▶ Stated task:
Continue the commit message below about adding a ras_suspend callback for cp_ecc_error_irq in amdgpu, starting after its last sentence.

]> git.ipfire.org Git - thirdparty/linux.git/commitdiff
drm/amdgpu/ras: add ras_suspend callback and use it for cp_ecc_error_irq
authorYunxiang Li <Yunxiang.Li@amd.com>
Wed, 27 May 2026 18:06:00 +0000 (14:06 -0400)
committerAlex Deucher <alexander.deucher@amd.com>
Wed, 3 Jun 2026 17:59:29 +0000 (13:59 -0400)
cp_ecc_error_irq is acquired in amdgpu_gfx_ras_late_init() but
released in gfx_v9_0_hw_fini(), so the put site has to query
amdgpu_irq_enabled() because the get is skipped on SR-IOV VF.

▶ Data records:
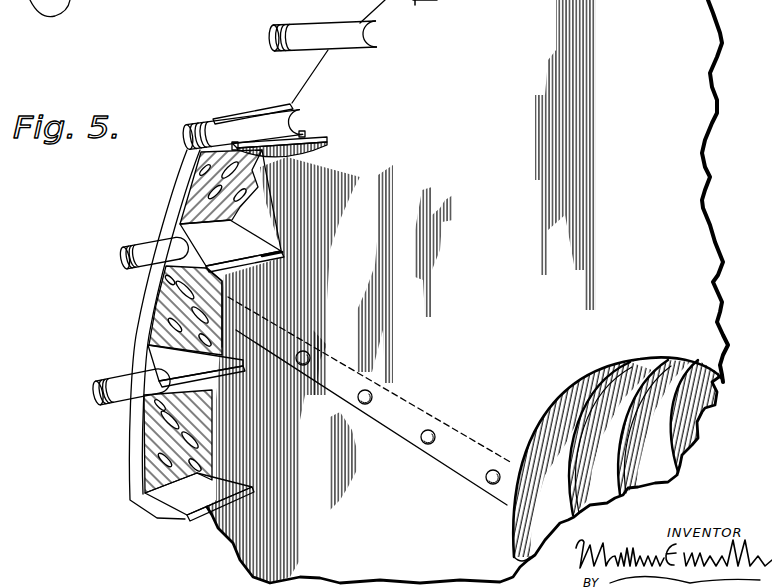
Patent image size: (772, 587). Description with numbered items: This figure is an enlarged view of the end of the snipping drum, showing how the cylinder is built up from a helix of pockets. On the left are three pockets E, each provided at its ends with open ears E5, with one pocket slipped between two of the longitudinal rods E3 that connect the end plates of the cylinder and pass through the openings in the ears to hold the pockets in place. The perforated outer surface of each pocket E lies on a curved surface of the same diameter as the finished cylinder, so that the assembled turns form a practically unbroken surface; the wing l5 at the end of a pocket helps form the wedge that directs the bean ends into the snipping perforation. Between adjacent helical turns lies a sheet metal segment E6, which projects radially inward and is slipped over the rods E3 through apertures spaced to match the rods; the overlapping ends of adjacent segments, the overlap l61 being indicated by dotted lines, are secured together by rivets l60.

The pocket E is at (180, 175).
The longitudinal rod E3 is at (179, 132).
The ear E5 is at (304, 134).
The sheet metal segment E6 is at (583, 370).
The pocket plate l5 is at (232, 283).
The bolts l60 is at (430, 429).
The strip l61 is at (283, 254).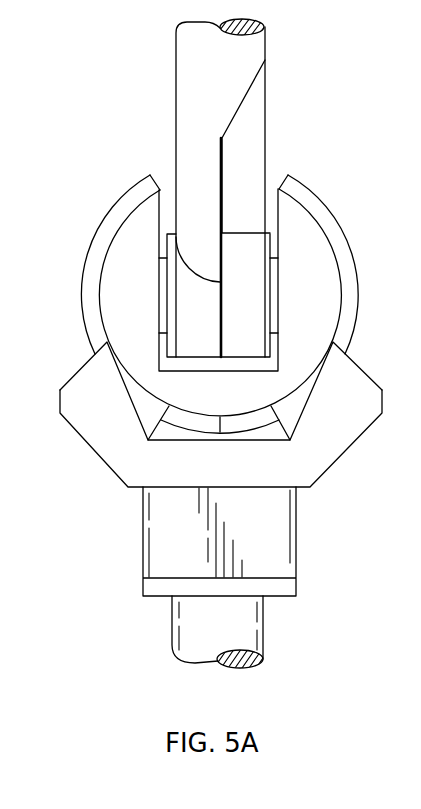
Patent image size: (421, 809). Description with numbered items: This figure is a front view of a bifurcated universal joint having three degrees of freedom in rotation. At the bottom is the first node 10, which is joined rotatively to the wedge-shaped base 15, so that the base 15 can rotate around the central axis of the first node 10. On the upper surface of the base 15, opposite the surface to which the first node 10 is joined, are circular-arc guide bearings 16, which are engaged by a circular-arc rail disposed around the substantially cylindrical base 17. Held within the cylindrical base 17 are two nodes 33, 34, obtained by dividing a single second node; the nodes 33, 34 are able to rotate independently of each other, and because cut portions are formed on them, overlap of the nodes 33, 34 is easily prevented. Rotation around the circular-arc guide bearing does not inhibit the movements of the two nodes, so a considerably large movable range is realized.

The first node 10 is at (250, 620).
The base 15 is at (317, 460).
The circular-arc guide bearings 16 is at (95, 365).
The cylindrical base 17 is at (310, 243).
The node 33 is at (187, 80).
The node 34 is at (253, 127).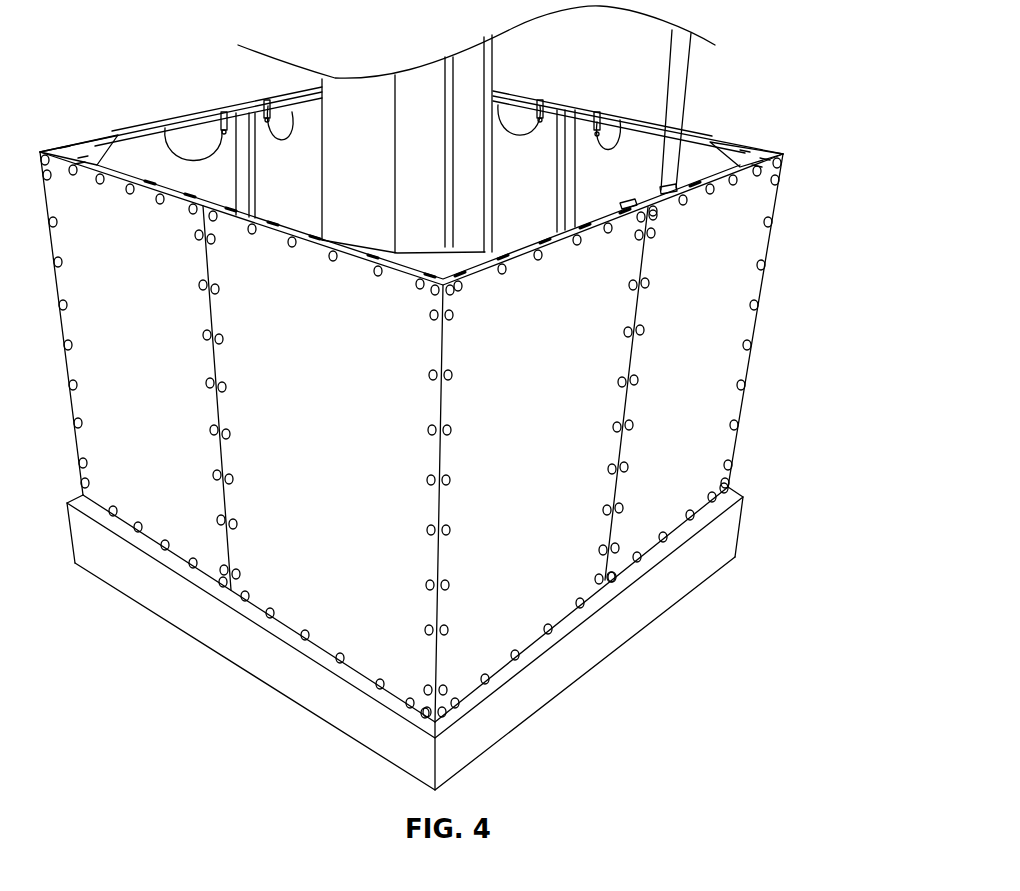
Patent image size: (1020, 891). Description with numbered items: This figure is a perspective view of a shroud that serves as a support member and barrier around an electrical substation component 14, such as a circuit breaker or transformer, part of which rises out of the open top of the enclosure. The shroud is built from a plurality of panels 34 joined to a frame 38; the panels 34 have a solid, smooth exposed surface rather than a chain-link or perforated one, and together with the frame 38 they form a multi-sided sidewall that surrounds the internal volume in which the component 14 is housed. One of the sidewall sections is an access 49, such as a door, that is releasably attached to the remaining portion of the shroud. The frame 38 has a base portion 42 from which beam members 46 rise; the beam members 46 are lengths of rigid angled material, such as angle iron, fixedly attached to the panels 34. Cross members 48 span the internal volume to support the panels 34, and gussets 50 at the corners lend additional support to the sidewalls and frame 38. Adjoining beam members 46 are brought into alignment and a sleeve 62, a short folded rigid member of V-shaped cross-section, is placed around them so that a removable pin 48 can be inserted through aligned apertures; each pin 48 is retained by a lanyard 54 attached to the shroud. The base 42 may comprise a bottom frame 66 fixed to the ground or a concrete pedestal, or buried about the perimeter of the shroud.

The substation component 14 is at (493, 50).
The panel 34 is at (351, 426).
The frame 38 is at (253, 173).
The base portion 42 is at (722, 542).
The beam member 46 is at (145, 128).
The cross member / removable pin 48 is at (222, 112).
The access 49 is at (147, 366).
The gusset 50 is at (97, 150).
The lanyard 54 is at (292, 128).
The sleeve 62 is at (247, 102).
The bottom frame 66 is at (488, 725).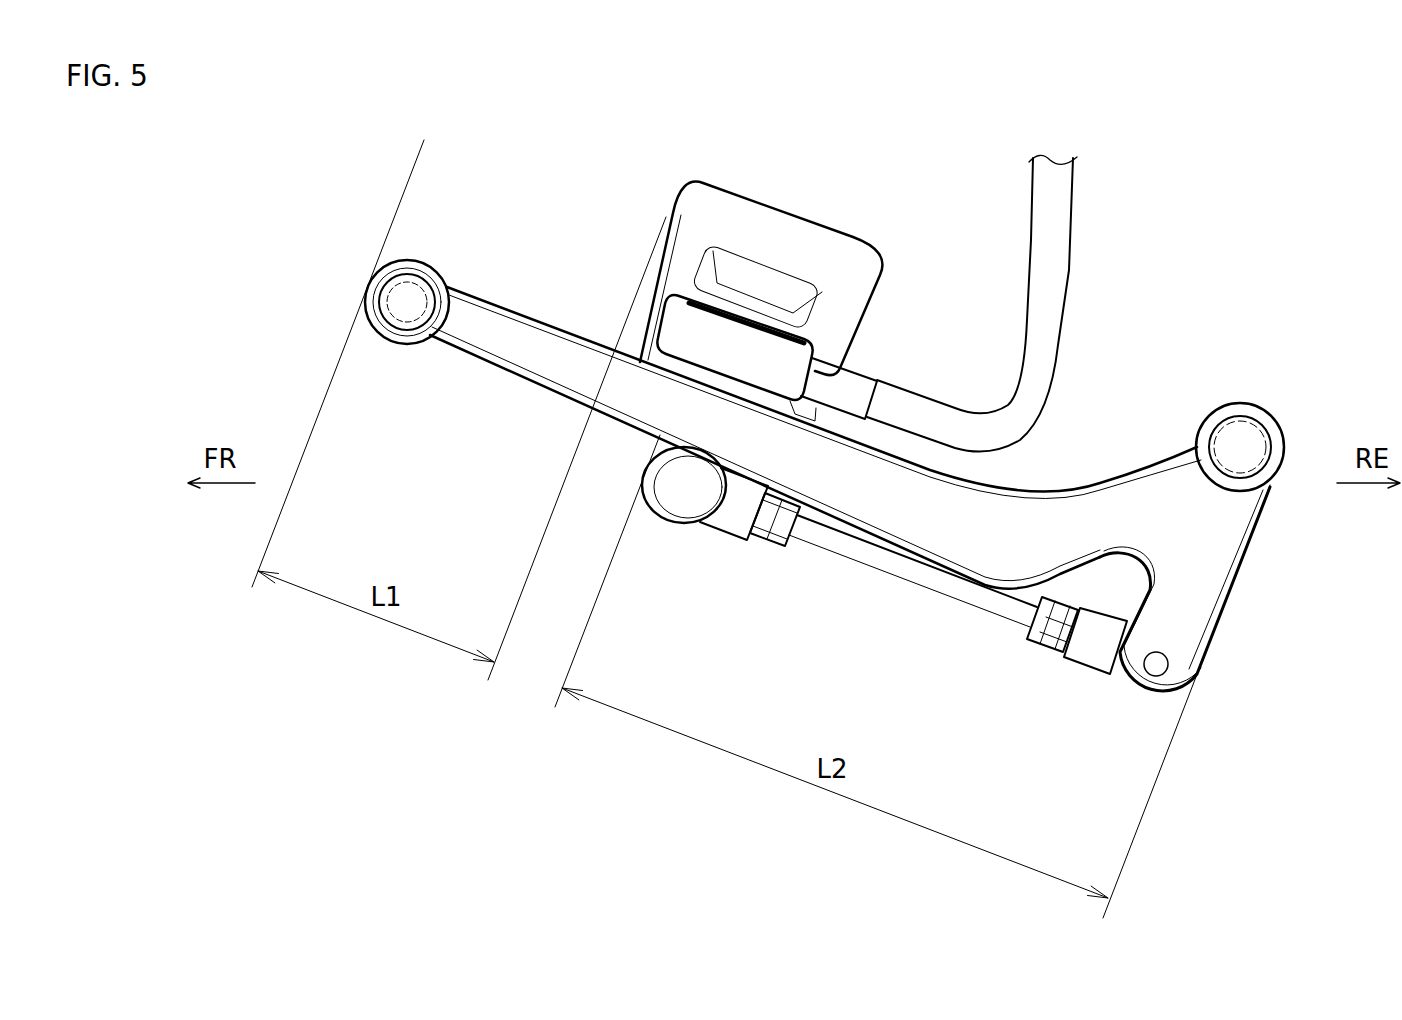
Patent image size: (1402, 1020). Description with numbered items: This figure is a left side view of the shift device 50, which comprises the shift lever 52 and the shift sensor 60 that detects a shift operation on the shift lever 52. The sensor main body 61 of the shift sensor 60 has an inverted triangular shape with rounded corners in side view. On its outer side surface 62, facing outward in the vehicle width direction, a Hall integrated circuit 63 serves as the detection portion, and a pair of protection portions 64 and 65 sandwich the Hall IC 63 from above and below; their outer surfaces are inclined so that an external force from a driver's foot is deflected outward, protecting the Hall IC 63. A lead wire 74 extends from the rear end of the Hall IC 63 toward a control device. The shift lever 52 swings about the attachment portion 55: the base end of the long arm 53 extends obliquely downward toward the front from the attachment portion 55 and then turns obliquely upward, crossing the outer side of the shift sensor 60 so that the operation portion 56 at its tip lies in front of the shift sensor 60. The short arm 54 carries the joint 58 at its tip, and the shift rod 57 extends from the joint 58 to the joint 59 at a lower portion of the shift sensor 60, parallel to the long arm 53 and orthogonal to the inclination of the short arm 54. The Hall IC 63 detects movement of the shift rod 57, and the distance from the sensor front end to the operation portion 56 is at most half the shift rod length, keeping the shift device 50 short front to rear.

The shift device 50 is at (472, 125).
The shift lever 52 is at (539, 409).
The long arm 53 is at (857, 492).
The short arm 54 is at (1183, 634).
The attachment portion 55 is at (1262, 412).
The operation portion 56 is at (418, 262).
The shift rod 57 is at (927, 580).
The joint 58 is at (1146, 710).
The joint 59 is at (673, 508).
The shift sensor 60 is at (678, 177).
The sensor main body 61 is at (878, 307).
The outer side surface 62 is at (677, 228).
The Hall integrated circuit 63 is at (680, 318).
The upper protection portion 64 is at (770, 283).
The lower protection portion 65 is at (697, 377).
The lead wire 74 is at (1065, 292).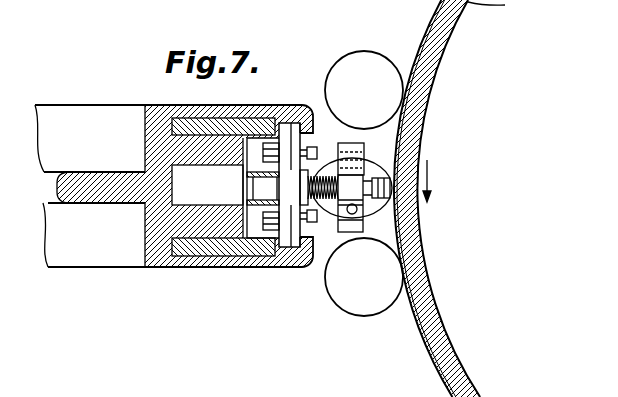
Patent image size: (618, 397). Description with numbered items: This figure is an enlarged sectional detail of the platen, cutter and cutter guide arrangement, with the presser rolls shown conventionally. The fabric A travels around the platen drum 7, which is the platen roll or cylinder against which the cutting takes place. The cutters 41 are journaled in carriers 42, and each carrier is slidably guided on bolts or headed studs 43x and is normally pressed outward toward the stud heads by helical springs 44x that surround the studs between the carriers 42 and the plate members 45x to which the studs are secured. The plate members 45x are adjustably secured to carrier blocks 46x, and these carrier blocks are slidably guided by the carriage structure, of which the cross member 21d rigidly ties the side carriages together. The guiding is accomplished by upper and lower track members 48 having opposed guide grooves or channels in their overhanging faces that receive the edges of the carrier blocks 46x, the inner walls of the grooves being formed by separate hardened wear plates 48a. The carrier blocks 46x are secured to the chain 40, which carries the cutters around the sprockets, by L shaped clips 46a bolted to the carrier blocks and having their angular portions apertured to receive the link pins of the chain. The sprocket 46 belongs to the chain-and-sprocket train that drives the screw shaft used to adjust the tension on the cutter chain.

The platen drum 7 is at (430, 318).
The cross member 21d is at (133, 247).
The chain 40 is at (242, 168).
The cutters 41 is at (371, 170).
The carriers 42 is at (355, 148).
The bolts or headed studs 43x is at (386, 196).
The helical springs 44x is at (331, 205).
The plate members 45x is at (313, 224).
The sprocket 46 is at (311, 118).
The L shaped clips 46a is at (263, 207).
The carrier blocks 46x is at (296, 105).
The track members 48 is at (247, 116).
The hardened wear plates 48a is at (253, 190).
The fabric A is at (443, 372).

▶ Solved exercise:
ras_late_init / ras_fini have no suspend counterpart, so move the
put to amdgpu_gfx_ras_suspend() / amdgpu_gfx_ras_fini() and add a
matching ras_suspend callback that is invoked from
amdgpu_ras_suspend() before disable_all_features().  The get and
put now sit in the same place and check the same condition (not
VF, funcs registered), no refcount querying needed.

An active flag gates ras_fini so the
suspend-then-unload-without-resume path falls into
amdgpu_ras_block_late_fini_default() instead of double-releasing
what ras_suspend already cleaned up.

Drop the cp_ecc_error_irq put from gfx_v9_0_hw_fini().  gfx_v8_0
manages cp_ecc_error_irq locally and is unaffected; no other GFX
generation has this IRQ.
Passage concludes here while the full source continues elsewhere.